■ Written problem:
Pull every line that holds the word "value" from the entries.

Extracted records
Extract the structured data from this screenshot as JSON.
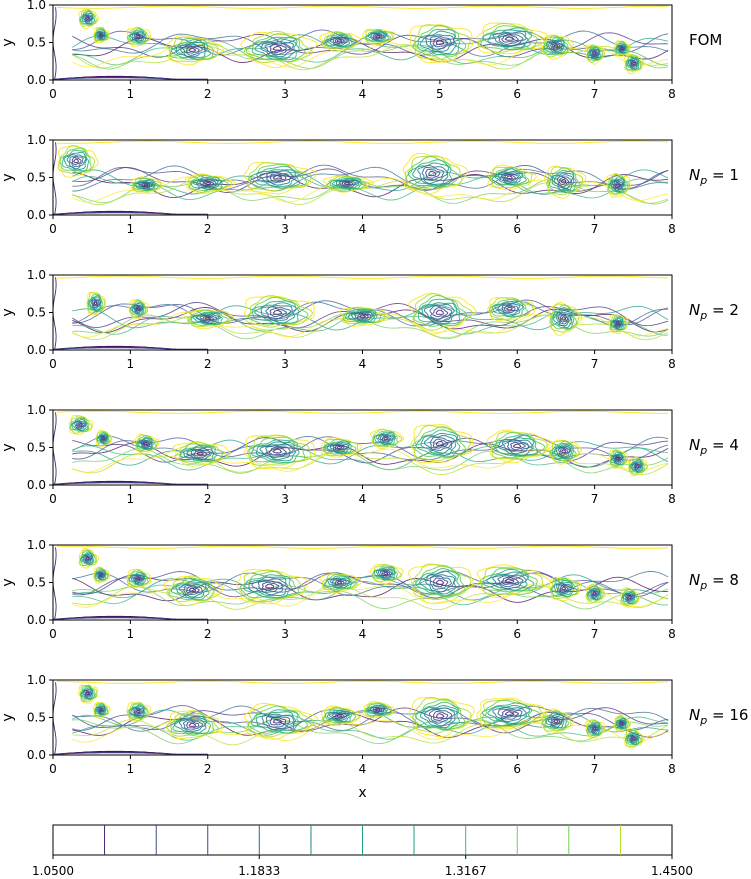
{
  "chart_data": [
    {
      "type": "contour",
      "label": "FOM",
      "xlabel": "",
      "ylabel": "y",
      "xlim": [
        0,
        8
      ],
      "ylim": [
        0,
        1
      ],
      "xticks": [
        "0",
        "1",
        "2",
        "3",
        "4",
        "5",
        "6",
        "7",
        "8"
      ],
      "yticks": [
        "0.0",
        "0.5",
        "1.0"
      ],
      "vortices": [
        {
          "x": 0.45,
          "y": 0.82,
          "r": 0.12,
          "ry": 0.12
        },
        {
          "x": 0.62,
          "y": 0.6,
          "r": 0.1,
          "ry": 0.1
        },
        {
          "x": 1.1,
          "y": 0.58,
          "r": 0.15,
          "ry": 0.12
        },
        {
          "x": 1.8,
          "y": 0.4,
          "r": 0.35,
          "ry": 0.18
        },
        {
          "x": 2.9,
          "y": 0.42,
          "r": 0.45,
          "ry": 0.22
        },
        {
          "x": 3.7,
          "y": 0.52,
          "r": 0.25,
          "ry": 0.12
        },
        {
          "x": 4.2,
          "y": 0.58,
          "r": 0.2,
          "ry": 0.1
        },
        {
          "x": 5.0,
          "y": 0.5,
          "r": 0.4,
          "ry": 0.25
        },
        {
          "x": 5.9,
          "y": 0.55,
          "r": 0.45,
          "ry": 0.2
        },
        {
          "x": 6.5,
          "y": 0.45,
          "r": 0.2,
          "ry": 0.15
        },
        {
          "x": 7.0,
          "y": 0.35,
          "r": 0.12,
          "ry": 0.12
        },
        {
          "x": 7.35,
          "y": 0.42,
          "r": 0.1,
          "ry": 0.1
        },
        {
          "x": 7.5,
          "y": 0.22,
          "r": 0.12,
          "ry": 0.12
        }
      ]
    },
    {
      "type": "contour",
      "label": "N_p = 1",
      "xlabel": "",
      "ylabel": "y",
      "xlim": [
        0,
        8
      ],
      "ylim": [
        0,
        1
      ],
      "xticks": [
        "0",
        "1",
        "2",
        "3",
        "4",
        "5",
        "6",
        "7",
        "8"
      ],
      "yticks": [
        "0.0",
        "0.5",
        "1.0"
      ],
      "vortices": [
        {
          "x": 0.3,
          "y": 0.72,
          "r": 0.25,
          "ry": 0.2
        },
        {
          "x": 1.2,
          "y": 0.4,
          "r": 0.2,
          "ry": 0.1
        },
        {
          "x": 2.0,
          "y": 0.42,
          "r": 0.3,
          "ry": 0.12
        },
        {
          "x": 2.9,
          "y": 0.5,
          "r": 0.45,
          "ry": 0.2
        },
        {
          "x": 3.8,
          "y": 0.42,
          "r": 0.3,
          "ry": 0.1
        },
        {
          "x": 4.9,
          "y": 0.55,
          "r": 0.4,
          "ry": 0.25
        },
        {
          "x": 5.9,
          "y": 0.5,
          "r": 0.3,
          "ry": 0.15
        },
        {
          "x": 6.6,
          "y": 0.45,
          "r": 0.25,
          "ry": 0.2
        },
        {
          "x": 7.3,
          "y": 0.4,
          "r": 0.15,
          "ry": 0.15
        }
      ]
    },
    {
      "type": "contour",
      "label": "N_p = 2",
      "xlabel": "",
      "ylabel": "y",
      "xlim": [
        0,
        8
      ],
      "ylim": [
        0,
        1
      ],
      "xticks": [
        "0",
        "1",
        "2",
        "3",
        "4",
        "5",
        "6",
        "7",
        "8"
      ],
      "yticks": [
        "0.0",
        "0.5",
        "1.0"
      ],
      "vortices": [
        {
          "x": 0.55,
          "y": 0.62,
          "r": 0.12,
          "ry": 0.15
        },
        {
          "x": 1.1,
          "y": 0.55,
          "r": 0.12,
          "ry": 0.12
        },
        {
          "x": 2.0,
          "y": 0.42,
          "r": 0.3,
          "ry": 0.12
        },
        {
          "x": 2.9,
          "y": 0.5,
          "r": 0.45,
          "ry": 0.22
        },
        {
          "x": 4.0,
          "y": 0.45,
          "r": 0.3,
          "ry": 0.12
        },
        {
          "x": 5.0,
          "y": 0.5,
          "r": 0.4,
          "ry": 0.25
        },
        {
          "x": 5.9,
          "y": 0.55,
          "r": 0.3,
          "ry": 0.15
        },
        {
          "x": 6.6,
          "y": 0.42,
          "r": 0.2,
          "ry": 0.2
        },
        {
          "x": 7.3,
          "y": 0.35,
          "r": 0.12,
          "ry": 0.12
        }
      ]
    },
    {
      "type": "contour",
      "label": "N_p = 4",
      "xlabel": "",
      "ylabel": "y",
      "xlim": [
        0,
        8
      ],
      "ylim": [
        0,
        1
      ],
      "xticks": [
        "0",
        "1",
        "2",
        "3",
        "4",
        "5",
        "6",
        "7",
        "8"
      ],
      "yticks": [
        "0.0",
        "0.5",
        "1.0"
      ],
      "vortices": [
        {
          "x": 0.35,
          "y": 0.8,
          "r": 0.15,
          "ry": 0.12
        },
        {
          "x": 0.65,
          "y": 0.62,
          "r": 0.1,
          "ry": 0.1
        },
        {
          "x": 1.2,
          "y": 0.55,
          "r": 0.15,
          "ry": 0.12
        },
        {
          "x": 1.9,
          "y": 0.42,
          "r": 0.35,
          "ry": 0.15
        },
        {
          "x": 2.9,
          "y": 0.45,
          "r": 0.45,
          "ry": 0.22
        },
        {
          "x": 3.7,
          "y": 0.5,
          "r": 0.25,
          "ry": 0.12
        },
        {
          "x": 4.3,
          "y": 0.62,
          "r": 0.2,
          "ry": 0.12
        },
        {
          "x": 5.0,
          "y": 0.55,
          "r": 0.4,
          "ry": 0.25
        },
        {
          "x": 6.0,
          "y": 0.52,
          "r": 0.4,
          "ry": 0.2
        },
        {
          "x": 6.6,
          "y": 0.45,
          "r": 0.2,
          "ry": 0.15
        },
        {
          "x": 7.3,
          "y": 0.35,
          "r": 0.12,
          "ry": 0.12
        },
        {
          "x": 7.55,
          "y": 0.25,
          "r": 0.12,
          "ry": 0.12
        }
      ]
    },
    {
      "type": "contour",
      "label": "N_p = 8",
      "xlabel": "",
      "ylabel": "y",
      "xlim": [
        0,
        8
      ],
      "ylim": [
        0,
        1
      ],
      "xticks": [
        "0",
        "1",
        "2",
        "3",
        "4",
        "5",
        "6",
        "7",
        "8"
      ],
      "yticks": [
        "0.0",
        "0.5",
        "1.0"
      ],
      "vortices": [
        {
          "x": 0.45,
          "y": 0.82,
          "r": 0.12,
          "ry": 0.12
        },
        {
          "x": 0.62,
          "y": 0.6,
          "r": 0.1,
          "ry": 0.1
        },
        {
          "x": 1.1,
          "y": 0.55,
          "r": 0.15,
          "ry": 0.12
        },
        {
          "x": 1.8,
          "y": 0.4,
          "r": 0.35,
          "ry": 0.18
        },
        {
          "x": 2.8,
          "y": 0.45,
          "r": 0.45,
          "ry": 0.22
        },
        {
          "x": 3.7,
          "y": 0.5,
          "r": 0.25,
          "ry": 0.12
        },
        {
          "x": 4.3,
          "y": 0.62,
          "r": 0.2,
          "ry": 0.12
        },
        {
          "x": 5.0,
          "y": 0.5,
          "r": 0.4,
          "ry": 0.25
        },
        {
          "x": 5.9,
          "y": 0.52,
          "r": 0.45,
          "ry": 0.2
        },
        {
          "x": 6.6,
          "y": 0.42,
          "r": 0.2,
          "ry": 0.15
        },
        {
          "x": 7.0,
          "y": 0.35,
          "r": 0.12,
          "ry": 0.12
        },
        {
          "x": 7.45,
          "y": 0.3,
          "r": 0.12,
          "ry": 0.12
        }
      ]
    },
    {
      "type": "contour",
      "label": "N_p = 16",
      "xlabel": "x",
      "ylabel": "y",
      "xlim": [
        0,
        8
      ],
      "ylim": [
        0,
        1
      ],
      "xticks": [
        "0",
        "1",
        "2",
        "3",
        "4",
        "5",
        "6",
        "7",
        "8"
      ],
      "yticks": [
        "0.0",
        "0.5",
        "1.0"
      ],
      "vortices": [
        {
          "x": 0.45,
          "y": 0.82,
          "r": 0.12,
          "ry": 0.12
        },
        {
          "x": 0.62,
          "y": 0.6,
          "r": 0.1,
          "ry": 0.1
        },
        {
          "x": 1.1,
          "y": 0.58,
          "r": 0.15,
          "ry": 0.12
        },
        {
          "x": 1.8,
          "y": 0.4,
          "r": 0.35,
          "ry": 0.18
        },
        {
          "x": 2.9,
          "y": 0.45,
          "r": 0.45,
          "ry": 0.22
        },
        {
          "x": 3.7,
          "y": 0.52,
          "r": 0.25,
          "ry": 0.12
        },
        {
          "x": 4.2,
          "y": 0.6,
          "r": 0.2,
          "ry": 0.1
        },
        {
          "x": 5.0,
          "y": 0.52,
          "r": 0.4,
          "ry": 0.25
        },
        {
          "x": 5.9,
          "y": 0.55,
          "r": 0.45,
          "ry": 0.2
        },
        {
          "x": 6.5,
          "y": 0.45,
          "r": 0.2,
          "ry": 0.15
        },
        {
          "x": 7.0,
          "y": 0.35,
          "r": 0.12,
          "ry": 0.12
        },
        {
          "x": 7.35,
          "y": 0.42,
          "r": 0.1,
          "ry": 0.1
        },
        {
          "x": 7.5,
          "y": 0.22,
          "r": 0.12,
          "ry": 0.12
        }
      ]
    }
  ],
  "colorbar": {
    "min": 1.05,
    "max": 1.45,
    "levels": [
      1.0833,
      1.1167,
      1.15,
      1.1833,
      1.2167,
      1.25,
      1.2833,
      1.3167,
      1.35,
      1.3833,
      1.4167
    ],
    "ticks": [
      {
        "value": 1.05,
        "label": "1.0500"
      },
      {
        "value": 1.1833,
        "label": "1.1833"
      },
      {
        "value": 1.3167,
        "label": "1.3167"
      },
      {
        "value": 1.45,
        "label": "1.4500"
      }
    ],
    "palette": [
      "#440154",
      "#482878",
      "#3e4989",
      "#31688e",
      "#26828e",
      "#1f9e89",
      "#35b779",
      "#6ece58",
      "#b5de2b",
      "#fde725"
    ]
  }
}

■ Exercise result:
        "value": 1.05,
        "value": 1.1833,
        "value": 1.3167,
        "value": 1.45,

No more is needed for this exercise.